● **Testo**:

§ §

L’Italia si conferma leader europeo nel biologico con un mercato da 5,7 miliardi di euro. La superficie bio copre il 19,8% della SAU, mentre il vino biologico cresce nell’export. Il consumo interno è in espansione, nonostante prezzi elevati e certificazioni rigorose. Germania, Scandinavia e Stati Uniti trainano la domanda di vini bio italiani.

In un contesto economico segnato da incertezze e tensioni globali, le scelte dei consumatori italiani si rivelano sempre più ponderate e orientate alla qualità. Con un’inflazione ancora elevata (+2,2% sui beni alimentari a dicembre 2024) e una retribuzione media stagnante da oltre vent’anni, le famiglie selezionano con attenzione i prodotti da mettere nel carrello.

Eppure, nonostante le difficoltà, il biologico continua a conquistare terreno, confermandosi un pilastro solido del mercato agroalimentare italiano. Nel 2024, la superficie agricola dedicata al bio ha toccato i 2,46 milioni di ettari (+4,6% sul 2023), consolidando la leadership dell’Italia con un’incidenza del 19,8% sulla SAU nazionale, ben al di sopra della media europea del 9,6%. Anche il numero di operatori certificati bio è in crescita, con oltre 94.500 realtà impegnate nella produzione sostenibile.

Un mercato che vale 5,7 miliardi di euro e che continua a crescere (+4,5% sul 2023), spinto da una domanda sempre più consapevole. La GDO resta il canale principale di acquisto, con supermercati e ipermercati che catalizzano il 64,7% delle vendite, seguiti dai discount (16,2%). La spinta verso il bio non è solo una questione di salute, ma anche di valori: sicurezza alimentare, sostenibilità e rispetto dell’ambiente sono i driver principali di questo cambiamento.

Il settore vinicolo non fa eccezione a questa rivoluzione verde. La viticoltura biologica italiana ha conosciuto una crescita impetuosa, con un aumento del 68% della superficie certificata bio dal 2010 ad oggi. Oggi, oltre il 20% dei vigneti italiani è gestito secondo i principi del biologico, con la Sicilia a guidare la classifica delle regioni più virtuose.

Tuttavia, se la produzione cresce, il consumo interno è ancora un terreno da esplorare. Nella grande distribuzione, il vino biologico pesa appena per l’1,2% sui volumi venduti. Una percentuale ancora contenuta, ma in ascesa, grazie a un pubblico sempre più attento e alla volontà di scoprire vini autentici, rispettosi del territorio e della natura.

§ §

● **Elenco dati**:
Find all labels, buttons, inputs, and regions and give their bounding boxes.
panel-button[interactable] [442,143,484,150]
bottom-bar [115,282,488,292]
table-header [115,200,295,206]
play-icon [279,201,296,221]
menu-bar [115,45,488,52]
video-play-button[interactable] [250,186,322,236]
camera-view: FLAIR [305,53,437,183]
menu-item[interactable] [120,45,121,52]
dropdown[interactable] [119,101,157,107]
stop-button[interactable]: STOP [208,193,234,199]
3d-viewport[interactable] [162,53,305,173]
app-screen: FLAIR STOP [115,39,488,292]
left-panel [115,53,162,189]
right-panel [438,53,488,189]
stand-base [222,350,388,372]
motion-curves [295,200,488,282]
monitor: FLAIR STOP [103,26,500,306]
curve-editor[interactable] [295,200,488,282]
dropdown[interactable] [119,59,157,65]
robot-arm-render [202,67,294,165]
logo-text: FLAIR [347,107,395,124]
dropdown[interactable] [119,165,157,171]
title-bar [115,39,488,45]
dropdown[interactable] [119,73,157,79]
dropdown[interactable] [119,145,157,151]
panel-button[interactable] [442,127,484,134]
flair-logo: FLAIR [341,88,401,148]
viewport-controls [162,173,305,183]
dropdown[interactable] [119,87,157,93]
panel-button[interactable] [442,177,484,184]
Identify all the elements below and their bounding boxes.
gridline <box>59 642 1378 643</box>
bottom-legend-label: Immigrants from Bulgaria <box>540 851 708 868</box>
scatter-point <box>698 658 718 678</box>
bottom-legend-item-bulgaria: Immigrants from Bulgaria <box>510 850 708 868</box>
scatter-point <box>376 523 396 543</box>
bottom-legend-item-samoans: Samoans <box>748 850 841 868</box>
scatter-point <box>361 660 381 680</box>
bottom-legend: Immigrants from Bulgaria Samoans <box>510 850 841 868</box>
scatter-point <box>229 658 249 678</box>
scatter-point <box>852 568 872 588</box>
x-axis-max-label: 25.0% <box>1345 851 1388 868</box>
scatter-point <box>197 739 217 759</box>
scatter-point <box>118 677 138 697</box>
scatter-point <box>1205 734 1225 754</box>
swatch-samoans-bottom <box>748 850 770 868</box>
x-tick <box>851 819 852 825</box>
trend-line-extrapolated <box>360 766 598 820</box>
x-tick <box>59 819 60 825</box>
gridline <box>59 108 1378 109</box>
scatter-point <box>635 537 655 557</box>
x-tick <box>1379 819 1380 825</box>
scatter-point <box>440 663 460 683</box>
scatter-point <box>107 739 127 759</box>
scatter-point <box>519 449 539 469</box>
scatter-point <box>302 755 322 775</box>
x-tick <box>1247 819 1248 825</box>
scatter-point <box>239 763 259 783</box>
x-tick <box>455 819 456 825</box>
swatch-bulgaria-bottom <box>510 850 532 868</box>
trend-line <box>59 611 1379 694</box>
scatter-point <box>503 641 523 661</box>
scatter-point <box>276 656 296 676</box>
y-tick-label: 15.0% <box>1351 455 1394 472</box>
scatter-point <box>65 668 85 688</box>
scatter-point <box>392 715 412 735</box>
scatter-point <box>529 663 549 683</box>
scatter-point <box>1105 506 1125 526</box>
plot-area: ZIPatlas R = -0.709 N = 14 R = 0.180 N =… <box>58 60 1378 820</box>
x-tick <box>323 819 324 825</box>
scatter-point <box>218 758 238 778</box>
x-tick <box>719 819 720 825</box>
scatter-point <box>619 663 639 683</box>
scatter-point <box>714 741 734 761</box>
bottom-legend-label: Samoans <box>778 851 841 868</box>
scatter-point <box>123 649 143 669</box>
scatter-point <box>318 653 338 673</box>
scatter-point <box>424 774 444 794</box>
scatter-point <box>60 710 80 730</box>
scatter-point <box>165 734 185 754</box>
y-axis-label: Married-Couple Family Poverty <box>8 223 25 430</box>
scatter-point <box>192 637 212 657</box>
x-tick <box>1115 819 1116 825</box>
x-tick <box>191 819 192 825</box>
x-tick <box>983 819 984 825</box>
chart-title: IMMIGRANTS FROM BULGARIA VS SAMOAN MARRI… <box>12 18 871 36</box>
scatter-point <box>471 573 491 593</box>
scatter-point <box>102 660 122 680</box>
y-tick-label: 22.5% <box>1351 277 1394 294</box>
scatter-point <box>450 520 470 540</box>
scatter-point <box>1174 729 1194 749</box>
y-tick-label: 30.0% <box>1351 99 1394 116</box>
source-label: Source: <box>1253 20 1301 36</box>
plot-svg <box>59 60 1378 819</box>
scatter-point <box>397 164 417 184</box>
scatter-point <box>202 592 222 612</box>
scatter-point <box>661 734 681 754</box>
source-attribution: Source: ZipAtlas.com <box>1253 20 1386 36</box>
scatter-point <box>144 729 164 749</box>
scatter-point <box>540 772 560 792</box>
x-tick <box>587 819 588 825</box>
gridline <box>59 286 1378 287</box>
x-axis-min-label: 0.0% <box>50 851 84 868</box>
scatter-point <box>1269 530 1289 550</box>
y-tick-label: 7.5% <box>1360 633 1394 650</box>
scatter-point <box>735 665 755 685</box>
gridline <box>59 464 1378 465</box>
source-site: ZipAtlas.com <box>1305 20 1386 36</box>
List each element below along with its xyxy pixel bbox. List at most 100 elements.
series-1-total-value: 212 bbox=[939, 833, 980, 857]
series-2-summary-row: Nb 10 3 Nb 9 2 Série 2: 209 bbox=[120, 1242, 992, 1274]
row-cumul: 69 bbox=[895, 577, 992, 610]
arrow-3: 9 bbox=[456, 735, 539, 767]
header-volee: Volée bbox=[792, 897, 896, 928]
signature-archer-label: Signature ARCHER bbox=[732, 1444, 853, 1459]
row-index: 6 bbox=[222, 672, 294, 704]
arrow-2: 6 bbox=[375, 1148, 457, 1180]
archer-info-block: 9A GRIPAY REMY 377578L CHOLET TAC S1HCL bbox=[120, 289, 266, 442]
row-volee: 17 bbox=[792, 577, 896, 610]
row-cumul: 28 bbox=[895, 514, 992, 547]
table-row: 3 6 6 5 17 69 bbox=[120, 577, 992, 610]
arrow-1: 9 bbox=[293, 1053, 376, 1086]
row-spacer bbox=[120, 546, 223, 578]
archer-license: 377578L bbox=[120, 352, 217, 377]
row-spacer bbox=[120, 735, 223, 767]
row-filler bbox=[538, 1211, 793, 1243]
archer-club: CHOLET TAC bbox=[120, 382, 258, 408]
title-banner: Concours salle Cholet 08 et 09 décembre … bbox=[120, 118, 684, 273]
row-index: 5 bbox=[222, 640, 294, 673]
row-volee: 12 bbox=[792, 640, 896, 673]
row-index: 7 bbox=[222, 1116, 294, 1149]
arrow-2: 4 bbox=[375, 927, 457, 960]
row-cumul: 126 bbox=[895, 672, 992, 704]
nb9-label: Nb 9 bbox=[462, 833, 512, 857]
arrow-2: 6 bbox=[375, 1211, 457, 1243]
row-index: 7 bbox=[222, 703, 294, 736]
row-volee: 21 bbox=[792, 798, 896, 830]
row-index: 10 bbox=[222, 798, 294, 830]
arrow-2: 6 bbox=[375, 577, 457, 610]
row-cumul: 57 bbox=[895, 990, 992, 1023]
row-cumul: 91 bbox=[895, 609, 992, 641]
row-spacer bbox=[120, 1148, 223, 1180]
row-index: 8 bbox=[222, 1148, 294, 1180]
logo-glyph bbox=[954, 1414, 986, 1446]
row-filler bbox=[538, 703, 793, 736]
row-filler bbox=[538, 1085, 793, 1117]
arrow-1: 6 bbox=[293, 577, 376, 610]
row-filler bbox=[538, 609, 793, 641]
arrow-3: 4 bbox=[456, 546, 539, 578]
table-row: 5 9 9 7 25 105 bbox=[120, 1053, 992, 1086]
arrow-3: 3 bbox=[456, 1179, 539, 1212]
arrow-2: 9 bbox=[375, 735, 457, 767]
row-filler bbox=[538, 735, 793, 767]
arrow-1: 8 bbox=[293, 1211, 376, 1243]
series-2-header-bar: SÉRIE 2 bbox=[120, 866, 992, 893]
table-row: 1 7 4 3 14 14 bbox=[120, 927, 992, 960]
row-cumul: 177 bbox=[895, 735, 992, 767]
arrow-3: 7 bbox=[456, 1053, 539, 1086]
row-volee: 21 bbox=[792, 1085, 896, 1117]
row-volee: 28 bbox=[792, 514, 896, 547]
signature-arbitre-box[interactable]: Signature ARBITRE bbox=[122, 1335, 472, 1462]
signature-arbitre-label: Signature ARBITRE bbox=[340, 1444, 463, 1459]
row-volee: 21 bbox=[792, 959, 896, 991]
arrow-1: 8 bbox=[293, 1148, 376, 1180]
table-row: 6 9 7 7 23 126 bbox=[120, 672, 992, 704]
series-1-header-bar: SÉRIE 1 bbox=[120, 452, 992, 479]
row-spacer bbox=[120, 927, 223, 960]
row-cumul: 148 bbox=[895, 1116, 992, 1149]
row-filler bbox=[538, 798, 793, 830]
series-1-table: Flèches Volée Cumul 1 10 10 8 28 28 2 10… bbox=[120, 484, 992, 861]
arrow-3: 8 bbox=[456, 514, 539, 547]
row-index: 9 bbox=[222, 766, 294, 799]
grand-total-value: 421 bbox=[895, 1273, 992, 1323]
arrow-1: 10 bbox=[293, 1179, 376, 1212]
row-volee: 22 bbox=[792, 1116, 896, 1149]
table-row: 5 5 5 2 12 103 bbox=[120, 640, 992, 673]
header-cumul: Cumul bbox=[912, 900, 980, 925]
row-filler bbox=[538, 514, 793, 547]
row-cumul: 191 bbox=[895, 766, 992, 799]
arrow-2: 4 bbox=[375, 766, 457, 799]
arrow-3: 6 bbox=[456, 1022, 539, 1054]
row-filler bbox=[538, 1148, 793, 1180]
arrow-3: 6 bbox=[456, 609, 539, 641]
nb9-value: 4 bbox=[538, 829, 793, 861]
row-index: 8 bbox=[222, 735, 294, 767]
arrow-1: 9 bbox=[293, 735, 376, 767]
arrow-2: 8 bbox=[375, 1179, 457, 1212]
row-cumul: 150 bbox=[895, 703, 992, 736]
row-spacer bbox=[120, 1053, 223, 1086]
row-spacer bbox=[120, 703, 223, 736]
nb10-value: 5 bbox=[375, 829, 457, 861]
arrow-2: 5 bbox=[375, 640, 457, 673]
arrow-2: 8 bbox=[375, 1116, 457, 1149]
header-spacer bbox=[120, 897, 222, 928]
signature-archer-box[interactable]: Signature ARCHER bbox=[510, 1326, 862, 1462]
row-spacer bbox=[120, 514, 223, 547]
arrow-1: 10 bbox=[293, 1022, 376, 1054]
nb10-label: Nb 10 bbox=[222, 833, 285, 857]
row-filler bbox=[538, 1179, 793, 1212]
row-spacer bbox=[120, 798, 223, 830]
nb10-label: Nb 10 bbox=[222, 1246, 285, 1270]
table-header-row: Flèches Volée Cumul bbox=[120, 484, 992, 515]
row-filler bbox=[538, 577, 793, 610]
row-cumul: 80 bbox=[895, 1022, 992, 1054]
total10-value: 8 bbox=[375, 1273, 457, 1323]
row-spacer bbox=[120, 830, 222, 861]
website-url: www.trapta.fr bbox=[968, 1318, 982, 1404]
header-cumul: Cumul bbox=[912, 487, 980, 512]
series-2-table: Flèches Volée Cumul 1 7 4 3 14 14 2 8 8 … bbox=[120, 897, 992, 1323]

§ §

● **Operazione richiesta 1**:
Estragga senza alcuna modifica, dal testo sul biologico in Italia, il passo che si apre con le parole contenenti "L’Italia si conferma" e si chiude con "mettere nel carrello.".
● **Operazione richiesta 2**:
Prosegua il testo sul biologico in Italia, cominciando subito dopo la sua ultima frase.

● **Svolgimento 1**:
L’Italia si conferma leader europeo nel biologico con un mercato da 5,7 miliardi di euro. La superficie bio copre il 19,8% della SAU, mentre il vino biologico cresce nell’export. Il consumo interno è in espansione, nonostante prezzi elevati e certificazioni rigorose. Germania, Scandinavia e Stati Uniti trainano la domanda di vini bio italiani.

In un contesto economico segnato da incertezze e tensioni globali, le scelte dei consumatori italiani si rivelano sempre più ponderate e orientate alla qualità. Con un’inflazione ancora elevata (+2,2% sui beni alimentari a dicembre 2024) e una retribuzione media stagnante da oltre vent’anni, le famiglie selezionano con attenzione i prodotti da mettere nel carrello.

● **Svolgimento 2**:
Ma è all’estero che il vino bio italiano trova la sua consacrazione. Nel 2023, le esportazioni hanno toccato quota 626 milioni di euro, rappresentando il 19% dell’export totale di prodotti biologici. Germania, Scandinavia e Stati Uniti sono i mercati di riferimento, dove la richiesta di vini certificati continua a salire.

La certificazione biologica impone, però, vincoli severi, aumentando i costi di produzione. Inoltre, il prezzo medio dei vini bio, più elevato rispetto ai convenzionali, può rappresentare un ostacolo per una fascia di consumatori ancora restia al cambiamento.

Il futuro del vino biologico italiano appare comunque luminoso: le proiezioni parlano di un mercato globale che potrebbe raggiungere i 25 miliardi di dollari entro il 2030, con una domanda in costante crescita.


Punti chiave

  • Italia leader del mercato biologico con 5,7 miliardi di euro e il 19,8% della superficie agricola certificata.
  • Vino biologico in crescita: il 20% dei vigneti italiani è bio, ma il consumo interno resta limitato.
  • Esportazioni di vino bio a 626 milioni di euro, con Germania, Scandinavia e Stati Uniti tra i principali mercati.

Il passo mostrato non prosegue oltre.